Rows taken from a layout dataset
>>>>>
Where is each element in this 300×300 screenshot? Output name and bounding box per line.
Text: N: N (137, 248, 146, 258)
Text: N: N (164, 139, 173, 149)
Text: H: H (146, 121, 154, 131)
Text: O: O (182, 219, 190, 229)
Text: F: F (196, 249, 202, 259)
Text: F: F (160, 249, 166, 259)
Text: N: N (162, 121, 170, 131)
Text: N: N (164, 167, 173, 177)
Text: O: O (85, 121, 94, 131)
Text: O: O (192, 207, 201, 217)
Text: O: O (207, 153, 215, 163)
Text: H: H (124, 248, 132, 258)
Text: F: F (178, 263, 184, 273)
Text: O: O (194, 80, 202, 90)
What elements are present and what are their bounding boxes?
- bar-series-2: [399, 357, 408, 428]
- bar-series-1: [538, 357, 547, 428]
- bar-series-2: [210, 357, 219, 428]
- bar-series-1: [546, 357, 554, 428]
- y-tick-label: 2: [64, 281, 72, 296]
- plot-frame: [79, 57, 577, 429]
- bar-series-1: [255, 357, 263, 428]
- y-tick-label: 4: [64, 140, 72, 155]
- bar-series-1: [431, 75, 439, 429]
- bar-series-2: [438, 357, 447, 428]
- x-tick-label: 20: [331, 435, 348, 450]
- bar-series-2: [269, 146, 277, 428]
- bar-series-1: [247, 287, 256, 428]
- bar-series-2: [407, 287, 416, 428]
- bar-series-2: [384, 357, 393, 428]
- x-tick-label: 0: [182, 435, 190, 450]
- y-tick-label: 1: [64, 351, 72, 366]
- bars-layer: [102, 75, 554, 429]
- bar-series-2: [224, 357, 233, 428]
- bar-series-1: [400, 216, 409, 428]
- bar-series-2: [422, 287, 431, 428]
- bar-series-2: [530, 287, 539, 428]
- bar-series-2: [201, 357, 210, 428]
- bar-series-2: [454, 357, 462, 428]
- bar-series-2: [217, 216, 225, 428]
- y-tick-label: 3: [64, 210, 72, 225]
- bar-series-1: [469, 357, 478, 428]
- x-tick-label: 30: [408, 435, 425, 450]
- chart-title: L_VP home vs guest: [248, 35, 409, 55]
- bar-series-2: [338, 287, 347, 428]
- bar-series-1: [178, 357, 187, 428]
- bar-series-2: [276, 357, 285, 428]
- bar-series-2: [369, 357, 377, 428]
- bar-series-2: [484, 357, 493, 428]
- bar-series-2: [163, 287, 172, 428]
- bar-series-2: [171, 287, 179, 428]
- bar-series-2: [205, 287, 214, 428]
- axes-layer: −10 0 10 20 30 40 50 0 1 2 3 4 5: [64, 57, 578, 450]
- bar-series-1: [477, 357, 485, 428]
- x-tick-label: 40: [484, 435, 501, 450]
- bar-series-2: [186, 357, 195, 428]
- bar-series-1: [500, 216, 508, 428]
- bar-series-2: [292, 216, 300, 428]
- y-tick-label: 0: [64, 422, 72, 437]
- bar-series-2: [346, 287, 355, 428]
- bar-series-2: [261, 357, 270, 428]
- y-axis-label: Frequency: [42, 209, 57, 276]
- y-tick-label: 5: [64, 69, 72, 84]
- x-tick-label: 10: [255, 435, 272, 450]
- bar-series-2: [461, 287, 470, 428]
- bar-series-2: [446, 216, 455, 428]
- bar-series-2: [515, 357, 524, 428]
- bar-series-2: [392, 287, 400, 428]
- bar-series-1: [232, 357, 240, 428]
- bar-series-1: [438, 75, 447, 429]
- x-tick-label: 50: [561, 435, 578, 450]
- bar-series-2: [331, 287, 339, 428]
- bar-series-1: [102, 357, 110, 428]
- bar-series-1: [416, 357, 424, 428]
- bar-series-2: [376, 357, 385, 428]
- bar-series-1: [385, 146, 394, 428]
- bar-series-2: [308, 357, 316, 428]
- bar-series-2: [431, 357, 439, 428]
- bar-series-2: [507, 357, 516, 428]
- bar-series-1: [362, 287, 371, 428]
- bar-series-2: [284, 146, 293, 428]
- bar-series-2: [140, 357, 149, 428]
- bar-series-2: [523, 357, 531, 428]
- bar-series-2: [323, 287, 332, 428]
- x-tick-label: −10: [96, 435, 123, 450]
<<<<<
Reproduce every line of the items above, character for character, with no changes or omissions.

Where is each element in this 300×300 screenshot? Output name and bounding box per line.
Text: N: N (137, 248, 146, 258)
Text: N: N (164, 139, 173, 149)
Text: H: H (146, 121, 154, 131)
Text: O: O (182, 219, 190, 229)
Text: F: F (196, 249, 202, 259)
Text: F: F (160, 249, 166, 259)
Text: N: N (162, 121, 170, 131)
Text: N: N (164, 167, 173, 177)
Text: O: O (85, 121, 94, 131)
Text: O: O (192, 207, 201, 217)
Text: O: O (207, 153, 215, 163)
Text: H: H (124, 248, 132, 258)
Text: F: F (178, 263, 184, 273)
Text: O: O (194, 80, 202, 90)
What elements are present and what are their bounding boxes?
- bar-series-2: [399, 357, 408, 428]
- bar-series-1: [538, 357, 547, 428]
- bar-series-2: [210, 357, 219, 428]
- bar-series-1: [546, 357, 554, 428]
- y-tick-label: 2: [64, 281, 72, 296]
- plot-frame: [79, 57, 577, 429]
- bar-series-1: [255, 357, 263, 428]
- y-tick-label: 4: [64, 140, 72, 155]
- bar-series-1: [431, 75, 439, 429]
- bar-series-2: [438, 357, 447, 428]
- x-tick-label: 20: [331, 435, 348, 450]
- bar-series-2: [269, 146, 277, 428]
- bar-series-1: [247, 287, 256, 428]
- bar-series-2: [407, 287, 416, 428]
- bar-series-2: [384, 357, 393, 428]
- x-tick-label: 0: [182, 435, 190, 450]
- y-tick-label: 1: [64, 351, 72, 366]
- bars-layer: [102, 75, 554, 429]
- bar-series-2: [224, 357, 233, 428]
- bar-series-1: [400, 216, 409, 428]
- bar-series-2: [422, 287, 431, 428]
- bar-series-2: [530, 287, 539, 428]
- bar-series-2: [201, 357, 210, 428]
- bar-series-2: [454, 357, 462, 428]
- bar-series-2: [217, 216, 225, 428]
- y-tick-label: 3: [64, 210, 72, 225]
- bar-series-1: [469, 357, 478, 428]
- x-tick-label: 30: [408, 435, 425, 450]
- chart-title: L_VP home vs guest: [248, 35, 409, 55]
- bar-series-2: [338, 287, 347, 428]
- bar-series-1: [178, 357, 187, 428]
- bar-series-2: [276, 357, 285, 428]
- bar-series-2: [369, 357, 377, 428]
- bar-series-2: [484, 357, 493, 428]
- bar-series-2: [163, 287, 172, 428]
- bar-series-2: [171, 287, 179, 428]
- bar-series-2: [205, 287, 214, 428]
- axes-layer: −10 0 10 20 30 40 50 0 1 2 3 4 5: [64, 57, 578, 450]
- bar-series-1: [477, 357, 485, 428]
- x-tick-label: 40: [484, 435, 501, 450]
- bar-series-2: [186, 357, 195, 428]
- bar-series-1: [500, 216, 508, 428]
- bar-series-2: [292, 216, 300, 428]
- y-tick-label: 0: [64, 422, 72, 437]
- bar-series-2: [346, 287, 355, 428]
- bar-series-2: [261, 357, 270, 428]
- y-axis-label: Frequency: [42, 209, 57, 276]
- y-tick-label: 5: [64, 69, 72, 84]
- x-tick-label: 10: [255, 435, 272, 450]
- bar-series-2: [461, 287, 470, 428]
- bar-series-2: [446, 216, 455, 428]
- bar-series-2: [515, 357, 524, 428]
- bar-series-2: [392, 287, 400, 428]
- bar-series-1: [232, 357, 240, 428]
- bar-series-1: [438, 75, 447, 429]
- x-tick-label: 50: [561, 435, 578, 450]
- bar-series-2: [331, 287, 339, 428]
- bar-series-1: [102, 357, 110, 428]
- bar-series-1: [416, 357, 424, 428]
- bar-series-2: [376, 357, 385, 428]
- bar-series-1: [385, 146, 394, 428]
- bar-series-2: [308, 357, 316, 428]
- bar-series-2: [431, 357, 439, 428]
- bar-series-2: [507, 357, 516, 428]
- bar-series-1: [362, 287, 371, 428]
- bar-series-2: [284, 146, 293, 428]
- bar-series-2: [140, 357, 149, 428]
- bar-series-2: [523, 357, 531, 428]
- bar-series-2: [323, 287, 332, 428]
- x-tick-label: −10: [96, 435, 123, 450]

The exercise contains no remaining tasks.